_WHAT YOU HAVE TO DO:_ The data below is to be returned in full and exactly.

[Extracted data entries]
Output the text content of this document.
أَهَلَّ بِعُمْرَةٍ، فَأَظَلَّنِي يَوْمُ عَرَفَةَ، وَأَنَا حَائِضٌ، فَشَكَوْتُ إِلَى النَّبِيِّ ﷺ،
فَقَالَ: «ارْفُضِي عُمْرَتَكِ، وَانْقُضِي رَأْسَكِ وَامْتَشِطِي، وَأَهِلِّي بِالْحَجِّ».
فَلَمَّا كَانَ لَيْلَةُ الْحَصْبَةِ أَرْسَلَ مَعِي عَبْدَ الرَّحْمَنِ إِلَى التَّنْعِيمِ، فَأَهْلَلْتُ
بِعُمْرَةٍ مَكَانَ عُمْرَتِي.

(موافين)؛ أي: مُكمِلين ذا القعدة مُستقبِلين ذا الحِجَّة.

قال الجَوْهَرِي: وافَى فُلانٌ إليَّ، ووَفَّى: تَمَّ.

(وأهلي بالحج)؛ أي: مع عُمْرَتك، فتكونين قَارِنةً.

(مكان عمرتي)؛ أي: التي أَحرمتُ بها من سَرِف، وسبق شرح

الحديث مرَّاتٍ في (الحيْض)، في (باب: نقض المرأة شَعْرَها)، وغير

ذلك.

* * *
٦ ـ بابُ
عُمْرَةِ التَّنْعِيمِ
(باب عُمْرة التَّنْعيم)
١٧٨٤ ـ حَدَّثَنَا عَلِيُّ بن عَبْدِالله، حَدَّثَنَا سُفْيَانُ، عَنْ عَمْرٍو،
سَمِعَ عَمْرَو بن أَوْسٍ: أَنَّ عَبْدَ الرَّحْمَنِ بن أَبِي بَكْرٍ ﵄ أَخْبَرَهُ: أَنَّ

_ANSWER IN FULL:_
Output the text content of this document.
أَهَلَّ بِعُمْرَةٍ، فَأَظَلَّنِي يَوْمُ عَرَفَةَ، وَأَنَا حَائِضٌ، فَشَكَوْتُ إِلَى النَّبِيِّ ﷺ،
فَقَالَ: «ارْفُضِي عُمْرَتَكِ، وَانْقُضِي رَأْسَكِ وَامْتَشِطِي، وَأَهِلِّي بِالْحَجِّ».
فَلَمَّا كَانَ لَيْلَةُ الْحَصْبَةِ أَرْسَلَ مَعِي عَبْدَ الرَّحْمَنِ إِلَى التَّنْعِيمِ، فَأَهْلَلْتُ
بِعُمْرَةٍ مَكَانَ عُمْرَتِي.

(موافين)؛ أي: مُكمِلين ذا القعدة مُستقبِلين ذا الحِجَّة.

قال الجَوْهَرِي: وافَى فُلانٌ إليَّ، ووَفَّى: تَمَّ.

(وأهلي بالحج)؛ أي: مع عُمْرَتك، فتكونين قَارِنةً.

(مكان عمرتي)؛ أي: التي أَحرمتُ بها من سَرِف، وسبق شرح

الحديث مرَّاتٍ في (الحيْض)، في (باب: نقض المرأة شَعْرَها)، وغير

ذلك.

* * *
٦ ـ بابُ
عُمْرَةِ التَّنْعِيمِ
(باب عُمْرة التَّنْعيم)
١٧٨٤ ـ حَدَّثَنَا عَلِيُّ بن عَبْدِالله، حَدَّثَنَا سُفْيَانُ، عَنْ عَمْرٍو،
سَمِعَ عَمْرَو بن أَوْسٍ: أَنَّ عَبْدَ الرَّحْمَنِ بن أَبِي بَكْرٍ ﵄ أَخْبَرَهُ: أَنَّ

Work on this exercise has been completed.